EXERCISE MATERIALS:
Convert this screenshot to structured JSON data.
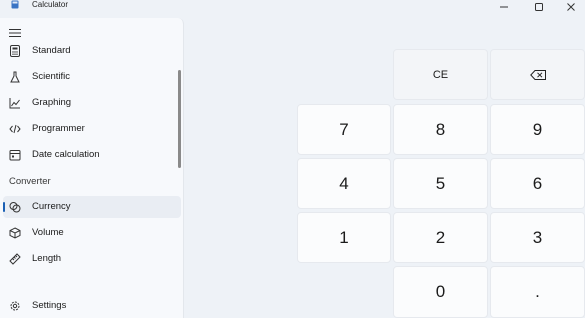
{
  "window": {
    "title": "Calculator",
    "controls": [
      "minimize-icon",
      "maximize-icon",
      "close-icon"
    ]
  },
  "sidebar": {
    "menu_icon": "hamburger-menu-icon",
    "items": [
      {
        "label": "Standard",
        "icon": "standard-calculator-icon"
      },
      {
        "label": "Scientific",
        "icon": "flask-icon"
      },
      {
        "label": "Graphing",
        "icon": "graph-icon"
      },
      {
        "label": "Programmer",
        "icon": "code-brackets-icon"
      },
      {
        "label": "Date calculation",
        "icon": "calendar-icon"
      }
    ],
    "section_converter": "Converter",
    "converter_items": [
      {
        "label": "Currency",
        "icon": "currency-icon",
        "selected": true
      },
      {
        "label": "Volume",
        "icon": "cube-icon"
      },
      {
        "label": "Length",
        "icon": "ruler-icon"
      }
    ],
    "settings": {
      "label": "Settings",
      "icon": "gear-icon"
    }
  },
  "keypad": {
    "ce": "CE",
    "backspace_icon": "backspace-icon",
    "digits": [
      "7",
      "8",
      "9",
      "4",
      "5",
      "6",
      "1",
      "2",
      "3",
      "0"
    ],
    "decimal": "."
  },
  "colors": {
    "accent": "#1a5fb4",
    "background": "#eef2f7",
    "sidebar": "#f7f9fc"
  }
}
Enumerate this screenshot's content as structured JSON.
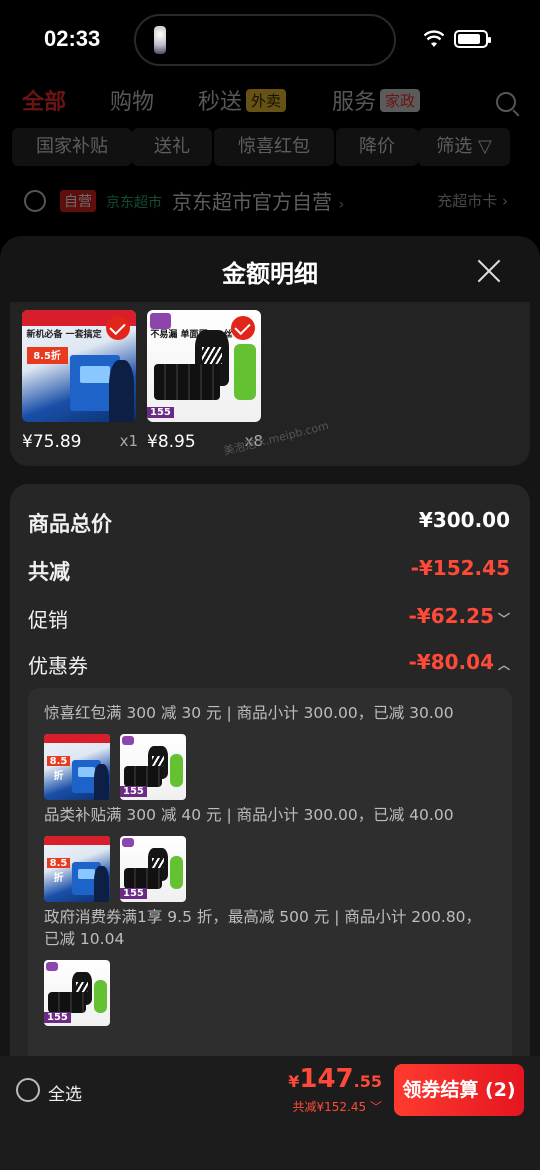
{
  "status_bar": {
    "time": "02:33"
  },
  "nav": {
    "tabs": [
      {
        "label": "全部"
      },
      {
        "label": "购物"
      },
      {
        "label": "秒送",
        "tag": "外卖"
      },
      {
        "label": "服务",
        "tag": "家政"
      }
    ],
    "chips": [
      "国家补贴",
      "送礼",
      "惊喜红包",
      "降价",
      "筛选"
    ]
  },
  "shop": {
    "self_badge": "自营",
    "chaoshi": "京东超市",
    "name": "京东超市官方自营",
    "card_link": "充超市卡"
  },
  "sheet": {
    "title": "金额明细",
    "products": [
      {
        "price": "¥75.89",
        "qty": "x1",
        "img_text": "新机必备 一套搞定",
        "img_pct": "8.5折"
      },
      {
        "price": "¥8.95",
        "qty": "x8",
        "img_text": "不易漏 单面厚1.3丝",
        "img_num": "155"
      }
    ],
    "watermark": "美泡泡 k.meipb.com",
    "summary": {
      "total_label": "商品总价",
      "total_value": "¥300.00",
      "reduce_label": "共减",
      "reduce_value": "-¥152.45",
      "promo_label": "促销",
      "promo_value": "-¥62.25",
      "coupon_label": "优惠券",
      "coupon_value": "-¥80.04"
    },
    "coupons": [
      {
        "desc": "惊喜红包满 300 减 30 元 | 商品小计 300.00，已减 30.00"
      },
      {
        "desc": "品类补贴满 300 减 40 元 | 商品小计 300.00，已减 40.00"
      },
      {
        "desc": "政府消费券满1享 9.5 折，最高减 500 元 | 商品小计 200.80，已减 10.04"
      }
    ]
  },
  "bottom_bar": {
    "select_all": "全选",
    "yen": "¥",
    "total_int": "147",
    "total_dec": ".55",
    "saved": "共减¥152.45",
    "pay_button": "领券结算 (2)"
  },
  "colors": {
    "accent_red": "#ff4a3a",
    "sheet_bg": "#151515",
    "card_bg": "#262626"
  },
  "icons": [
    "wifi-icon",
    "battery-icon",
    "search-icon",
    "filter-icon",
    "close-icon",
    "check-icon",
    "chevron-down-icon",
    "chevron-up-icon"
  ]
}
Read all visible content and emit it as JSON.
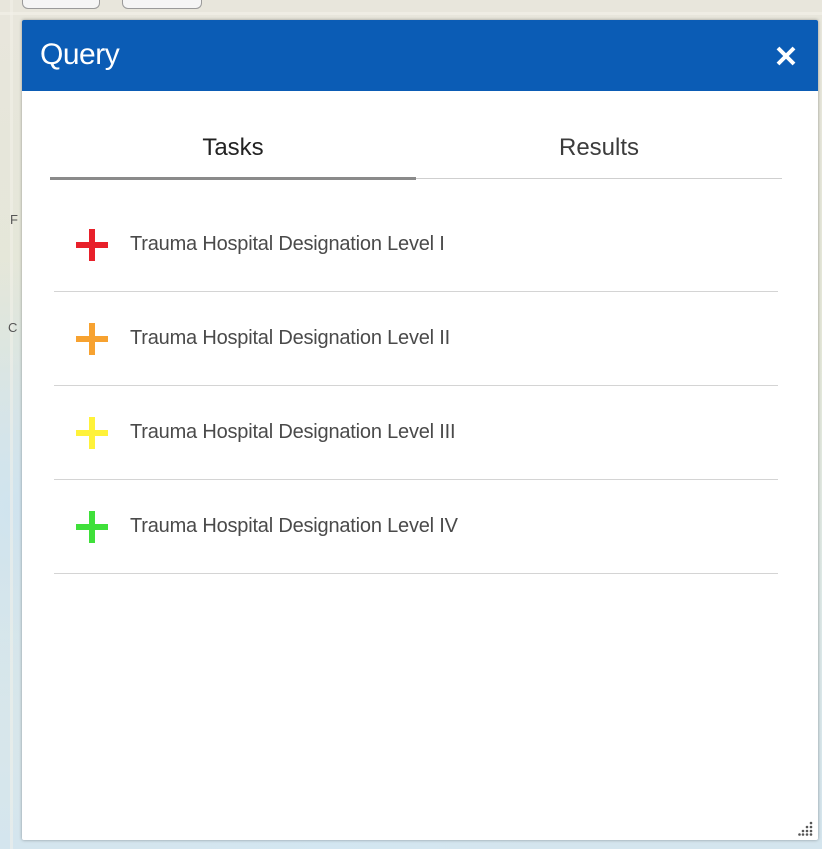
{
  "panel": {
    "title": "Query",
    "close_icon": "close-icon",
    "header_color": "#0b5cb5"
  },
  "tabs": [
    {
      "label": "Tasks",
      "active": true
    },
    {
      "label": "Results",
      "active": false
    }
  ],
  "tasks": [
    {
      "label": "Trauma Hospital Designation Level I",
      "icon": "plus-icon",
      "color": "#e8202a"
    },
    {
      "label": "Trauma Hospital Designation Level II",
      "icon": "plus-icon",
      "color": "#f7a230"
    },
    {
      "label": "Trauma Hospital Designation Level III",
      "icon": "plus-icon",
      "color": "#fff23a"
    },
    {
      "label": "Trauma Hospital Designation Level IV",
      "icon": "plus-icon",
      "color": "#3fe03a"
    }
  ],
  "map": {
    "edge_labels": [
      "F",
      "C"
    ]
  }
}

==

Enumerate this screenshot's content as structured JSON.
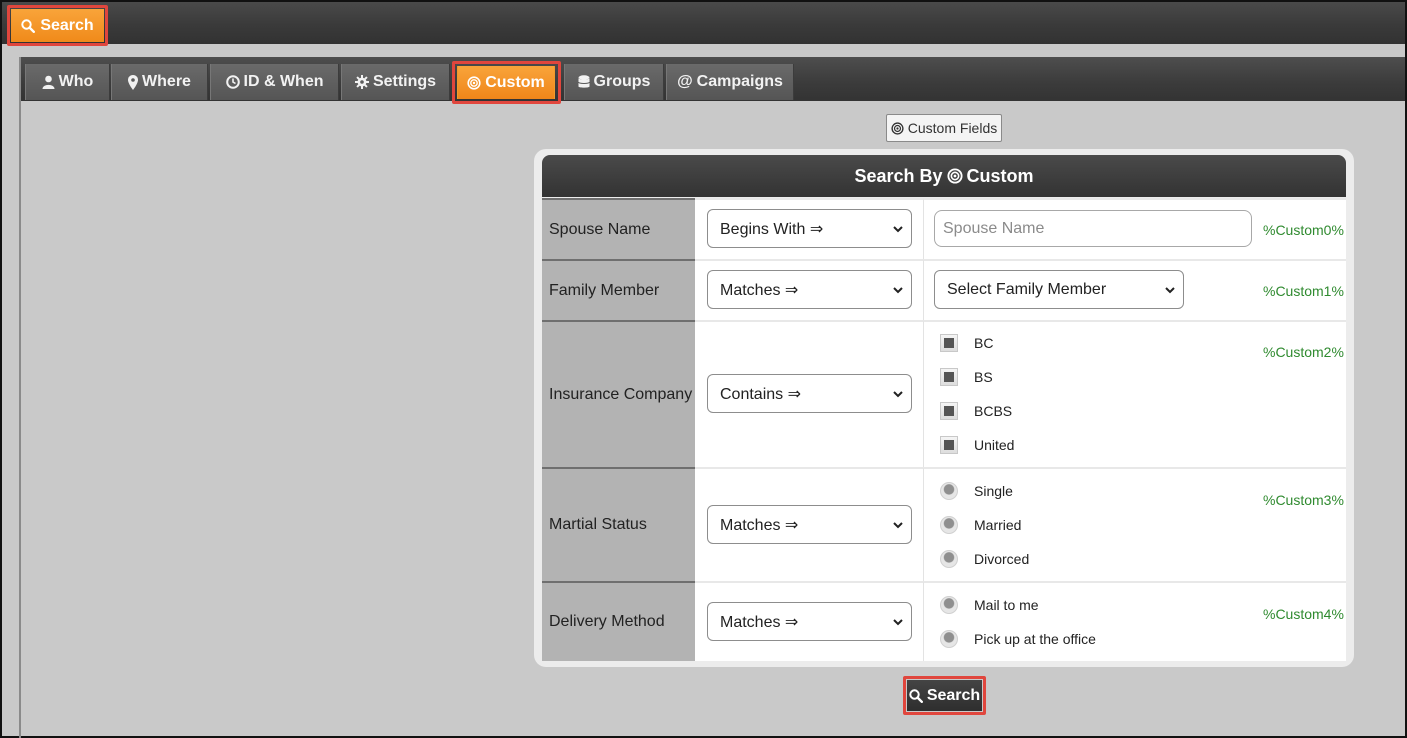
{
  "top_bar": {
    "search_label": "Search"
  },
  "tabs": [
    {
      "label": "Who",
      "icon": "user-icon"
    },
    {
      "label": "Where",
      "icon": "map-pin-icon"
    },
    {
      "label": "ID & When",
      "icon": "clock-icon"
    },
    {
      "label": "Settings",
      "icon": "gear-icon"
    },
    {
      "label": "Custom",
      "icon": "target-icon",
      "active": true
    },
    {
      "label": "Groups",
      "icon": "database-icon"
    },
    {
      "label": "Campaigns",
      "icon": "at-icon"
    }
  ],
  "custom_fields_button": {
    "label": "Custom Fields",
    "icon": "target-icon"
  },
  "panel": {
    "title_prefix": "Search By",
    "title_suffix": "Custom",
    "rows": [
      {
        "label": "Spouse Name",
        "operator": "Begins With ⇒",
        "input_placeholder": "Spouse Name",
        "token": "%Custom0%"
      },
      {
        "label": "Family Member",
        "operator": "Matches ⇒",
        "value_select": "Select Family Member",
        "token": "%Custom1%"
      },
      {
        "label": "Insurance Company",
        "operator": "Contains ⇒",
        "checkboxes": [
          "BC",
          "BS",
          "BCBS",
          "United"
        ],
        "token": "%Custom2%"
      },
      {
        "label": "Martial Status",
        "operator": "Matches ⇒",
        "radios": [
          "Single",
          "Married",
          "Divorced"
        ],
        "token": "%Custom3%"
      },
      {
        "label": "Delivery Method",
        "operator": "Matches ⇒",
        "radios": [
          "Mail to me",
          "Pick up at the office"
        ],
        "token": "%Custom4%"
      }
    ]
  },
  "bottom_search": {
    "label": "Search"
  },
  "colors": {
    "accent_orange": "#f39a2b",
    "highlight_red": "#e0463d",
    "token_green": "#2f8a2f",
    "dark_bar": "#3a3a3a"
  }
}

EXERCISE OBJECTIVE:
Return each line that includes "Hospital".

SOLUTION BELOW:
      "label": "Trauma Hospital Designation Level I",
      "label": "Trauma Hospital Designation Level II",
      "label": "Trauma Hospital Designation Level III",
      "label": "Trauma Hospital Designation Level IV",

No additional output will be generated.